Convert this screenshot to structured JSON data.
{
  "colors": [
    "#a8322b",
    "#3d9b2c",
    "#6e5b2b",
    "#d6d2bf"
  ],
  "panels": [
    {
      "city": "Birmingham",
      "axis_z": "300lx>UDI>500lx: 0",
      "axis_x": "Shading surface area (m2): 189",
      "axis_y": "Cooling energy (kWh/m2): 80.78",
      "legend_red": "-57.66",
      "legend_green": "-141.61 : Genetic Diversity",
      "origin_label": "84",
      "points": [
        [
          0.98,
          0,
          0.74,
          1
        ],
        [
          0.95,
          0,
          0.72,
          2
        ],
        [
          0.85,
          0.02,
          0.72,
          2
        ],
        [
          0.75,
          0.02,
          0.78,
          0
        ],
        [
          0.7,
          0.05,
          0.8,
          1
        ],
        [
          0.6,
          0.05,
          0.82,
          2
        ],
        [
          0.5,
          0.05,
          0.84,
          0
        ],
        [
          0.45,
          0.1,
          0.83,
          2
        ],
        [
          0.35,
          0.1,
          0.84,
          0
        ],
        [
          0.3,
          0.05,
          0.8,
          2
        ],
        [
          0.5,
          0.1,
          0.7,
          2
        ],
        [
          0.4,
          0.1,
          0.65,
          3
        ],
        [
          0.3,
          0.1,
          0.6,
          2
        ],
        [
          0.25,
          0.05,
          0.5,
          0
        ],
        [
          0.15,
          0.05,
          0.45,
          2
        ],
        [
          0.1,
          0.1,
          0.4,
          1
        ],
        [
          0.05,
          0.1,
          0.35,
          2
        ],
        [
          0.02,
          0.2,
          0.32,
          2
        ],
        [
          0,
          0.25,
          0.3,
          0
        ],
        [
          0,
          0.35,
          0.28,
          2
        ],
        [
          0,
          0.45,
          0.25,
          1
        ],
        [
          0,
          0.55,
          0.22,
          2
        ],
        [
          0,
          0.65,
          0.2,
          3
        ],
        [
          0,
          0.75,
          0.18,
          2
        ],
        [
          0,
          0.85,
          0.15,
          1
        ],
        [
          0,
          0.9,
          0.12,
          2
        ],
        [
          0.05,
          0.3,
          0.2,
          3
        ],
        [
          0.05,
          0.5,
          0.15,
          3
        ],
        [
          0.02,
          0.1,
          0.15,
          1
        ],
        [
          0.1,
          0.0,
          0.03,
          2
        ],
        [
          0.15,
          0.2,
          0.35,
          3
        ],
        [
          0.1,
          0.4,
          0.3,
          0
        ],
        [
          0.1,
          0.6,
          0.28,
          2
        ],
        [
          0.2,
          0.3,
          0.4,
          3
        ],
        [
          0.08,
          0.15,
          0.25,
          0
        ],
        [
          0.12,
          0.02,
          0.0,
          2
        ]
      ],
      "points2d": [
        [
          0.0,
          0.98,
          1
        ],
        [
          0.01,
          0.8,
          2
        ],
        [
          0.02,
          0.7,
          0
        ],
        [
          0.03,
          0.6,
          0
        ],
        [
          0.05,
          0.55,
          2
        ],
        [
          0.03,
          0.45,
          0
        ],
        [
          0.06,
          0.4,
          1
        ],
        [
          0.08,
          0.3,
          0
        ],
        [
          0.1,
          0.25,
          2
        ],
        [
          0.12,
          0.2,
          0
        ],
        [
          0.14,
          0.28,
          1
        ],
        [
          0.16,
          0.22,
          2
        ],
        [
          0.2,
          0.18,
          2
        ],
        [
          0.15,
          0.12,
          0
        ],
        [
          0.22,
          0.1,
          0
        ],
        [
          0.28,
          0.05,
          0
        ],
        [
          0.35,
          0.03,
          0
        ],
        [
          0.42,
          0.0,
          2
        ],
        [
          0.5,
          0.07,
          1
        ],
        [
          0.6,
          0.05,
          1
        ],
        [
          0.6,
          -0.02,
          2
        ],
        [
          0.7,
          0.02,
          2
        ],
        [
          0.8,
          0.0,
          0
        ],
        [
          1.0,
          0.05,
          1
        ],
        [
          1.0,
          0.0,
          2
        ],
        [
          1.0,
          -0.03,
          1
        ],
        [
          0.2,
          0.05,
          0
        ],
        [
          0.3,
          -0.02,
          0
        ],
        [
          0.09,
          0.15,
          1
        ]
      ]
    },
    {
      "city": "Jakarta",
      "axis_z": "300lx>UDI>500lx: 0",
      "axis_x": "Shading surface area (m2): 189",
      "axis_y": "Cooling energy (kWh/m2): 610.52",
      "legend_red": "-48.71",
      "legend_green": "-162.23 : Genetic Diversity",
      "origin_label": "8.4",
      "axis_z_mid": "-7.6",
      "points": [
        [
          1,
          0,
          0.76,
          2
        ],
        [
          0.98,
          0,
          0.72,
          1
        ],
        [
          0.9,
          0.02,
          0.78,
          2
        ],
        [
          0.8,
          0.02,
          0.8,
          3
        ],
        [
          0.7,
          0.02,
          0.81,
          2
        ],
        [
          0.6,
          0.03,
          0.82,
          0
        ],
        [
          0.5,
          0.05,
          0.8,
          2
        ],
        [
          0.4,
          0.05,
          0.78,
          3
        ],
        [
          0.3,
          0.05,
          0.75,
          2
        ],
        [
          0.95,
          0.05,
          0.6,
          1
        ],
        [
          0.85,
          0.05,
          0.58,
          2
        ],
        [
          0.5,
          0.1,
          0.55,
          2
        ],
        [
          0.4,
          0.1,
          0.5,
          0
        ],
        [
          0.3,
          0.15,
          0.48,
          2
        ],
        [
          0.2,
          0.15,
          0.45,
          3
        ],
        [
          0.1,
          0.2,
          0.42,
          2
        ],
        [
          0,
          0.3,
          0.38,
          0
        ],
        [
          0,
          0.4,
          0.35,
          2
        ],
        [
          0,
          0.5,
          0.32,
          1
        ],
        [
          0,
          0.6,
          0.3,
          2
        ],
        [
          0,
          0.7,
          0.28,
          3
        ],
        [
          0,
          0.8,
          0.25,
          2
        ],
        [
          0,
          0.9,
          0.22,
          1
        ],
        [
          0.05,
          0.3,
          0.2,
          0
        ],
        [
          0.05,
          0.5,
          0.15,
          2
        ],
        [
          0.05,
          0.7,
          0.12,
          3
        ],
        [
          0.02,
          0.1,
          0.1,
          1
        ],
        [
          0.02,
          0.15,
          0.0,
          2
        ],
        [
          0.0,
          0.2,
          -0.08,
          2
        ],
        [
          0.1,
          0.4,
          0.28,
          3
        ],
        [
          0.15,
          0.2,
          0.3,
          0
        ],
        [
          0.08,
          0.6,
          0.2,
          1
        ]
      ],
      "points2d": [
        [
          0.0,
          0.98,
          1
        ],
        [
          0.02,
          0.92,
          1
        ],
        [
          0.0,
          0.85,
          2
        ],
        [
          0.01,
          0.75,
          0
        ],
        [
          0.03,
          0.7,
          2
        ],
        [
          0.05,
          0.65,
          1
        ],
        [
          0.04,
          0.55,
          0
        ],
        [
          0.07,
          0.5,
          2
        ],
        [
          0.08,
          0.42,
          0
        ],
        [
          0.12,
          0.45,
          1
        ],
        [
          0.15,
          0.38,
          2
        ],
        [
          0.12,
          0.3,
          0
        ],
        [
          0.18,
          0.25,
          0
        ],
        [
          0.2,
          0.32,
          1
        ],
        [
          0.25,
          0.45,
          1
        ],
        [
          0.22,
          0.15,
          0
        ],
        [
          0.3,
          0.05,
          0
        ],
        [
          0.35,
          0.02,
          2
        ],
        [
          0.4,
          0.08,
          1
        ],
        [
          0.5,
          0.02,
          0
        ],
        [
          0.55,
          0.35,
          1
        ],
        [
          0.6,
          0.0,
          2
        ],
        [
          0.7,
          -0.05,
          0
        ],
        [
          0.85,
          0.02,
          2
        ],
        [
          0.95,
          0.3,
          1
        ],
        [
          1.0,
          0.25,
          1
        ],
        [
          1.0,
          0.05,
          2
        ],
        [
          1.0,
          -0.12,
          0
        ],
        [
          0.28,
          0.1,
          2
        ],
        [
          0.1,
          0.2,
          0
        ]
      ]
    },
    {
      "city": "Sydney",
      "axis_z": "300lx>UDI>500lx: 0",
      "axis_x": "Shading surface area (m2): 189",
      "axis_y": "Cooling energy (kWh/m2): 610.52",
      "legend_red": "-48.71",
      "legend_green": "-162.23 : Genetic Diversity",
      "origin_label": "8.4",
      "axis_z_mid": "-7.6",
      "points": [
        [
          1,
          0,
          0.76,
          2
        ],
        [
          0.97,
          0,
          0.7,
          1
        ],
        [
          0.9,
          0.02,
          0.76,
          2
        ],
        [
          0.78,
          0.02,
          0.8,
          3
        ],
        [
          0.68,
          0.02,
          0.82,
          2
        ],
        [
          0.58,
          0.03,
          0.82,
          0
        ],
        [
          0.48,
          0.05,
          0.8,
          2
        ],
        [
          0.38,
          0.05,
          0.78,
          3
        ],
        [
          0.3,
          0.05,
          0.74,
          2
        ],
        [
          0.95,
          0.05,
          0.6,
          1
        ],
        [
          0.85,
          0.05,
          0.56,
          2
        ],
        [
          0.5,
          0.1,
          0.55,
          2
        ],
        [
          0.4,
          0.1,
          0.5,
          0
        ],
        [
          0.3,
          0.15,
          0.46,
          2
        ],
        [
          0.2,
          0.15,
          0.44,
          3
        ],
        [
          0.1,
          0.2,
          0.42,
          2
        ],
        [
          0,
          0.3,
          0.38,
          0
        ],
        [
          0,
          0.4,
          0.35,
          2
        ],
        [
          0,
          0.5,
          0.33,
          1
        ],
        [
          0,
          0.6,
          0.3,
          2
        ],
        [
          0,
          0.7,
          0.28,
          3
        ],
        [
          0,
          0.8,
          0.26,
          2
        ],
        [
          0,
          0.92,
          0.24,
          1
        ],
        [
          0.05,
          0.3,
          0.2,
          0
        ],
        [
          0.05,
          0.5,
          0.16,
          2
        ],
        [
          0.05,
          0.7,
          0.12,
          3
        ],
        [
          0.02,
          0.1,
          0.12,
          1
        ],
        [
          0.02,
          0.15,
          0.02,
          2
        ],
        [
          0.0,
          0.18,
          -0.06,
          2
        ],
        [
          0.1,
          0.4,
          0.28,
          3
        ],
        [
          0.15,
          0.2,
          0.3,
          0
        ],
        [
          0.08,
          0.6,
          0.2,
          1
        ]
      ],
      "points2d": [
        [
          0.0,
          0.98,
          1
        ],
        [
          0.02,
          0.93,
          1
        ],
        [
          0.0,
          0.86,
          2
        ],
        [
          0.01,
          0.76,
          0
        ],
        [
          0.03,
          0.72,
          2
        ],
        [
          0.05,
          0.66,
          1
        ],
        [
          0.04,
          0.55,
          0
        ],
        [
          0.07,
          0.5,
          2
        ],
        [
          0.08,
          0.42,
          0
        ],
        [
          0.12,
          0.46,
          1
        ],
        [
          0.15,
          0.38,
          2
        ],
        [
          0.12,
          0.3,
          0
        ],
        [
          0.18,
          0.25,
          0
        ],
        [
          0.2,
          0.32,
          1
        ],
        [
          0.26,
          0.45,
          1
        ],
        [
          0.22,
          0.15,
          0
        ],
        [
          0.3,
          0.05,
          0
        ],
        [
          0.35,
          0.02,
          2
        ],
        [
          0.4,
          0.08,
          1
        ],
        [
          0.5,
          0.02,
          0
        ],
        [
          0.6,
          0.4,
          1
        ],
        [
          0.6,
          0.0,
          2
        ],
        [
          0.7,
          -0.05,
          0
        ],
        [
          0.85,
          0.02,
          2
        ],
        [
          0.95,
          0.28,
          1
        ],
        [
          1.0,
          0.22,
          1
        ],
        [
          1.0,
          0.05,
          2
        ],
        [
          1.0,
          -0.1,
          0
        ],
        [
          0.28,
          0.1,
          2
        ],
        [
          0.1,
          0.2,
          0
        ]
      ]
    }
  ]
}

Task instructions: Identify the lines of the data that contain the word "city". Copy each of them.

Final result:
      "city": "Birmingham",
      "city": "Jakarta",
      "city": "Sydney",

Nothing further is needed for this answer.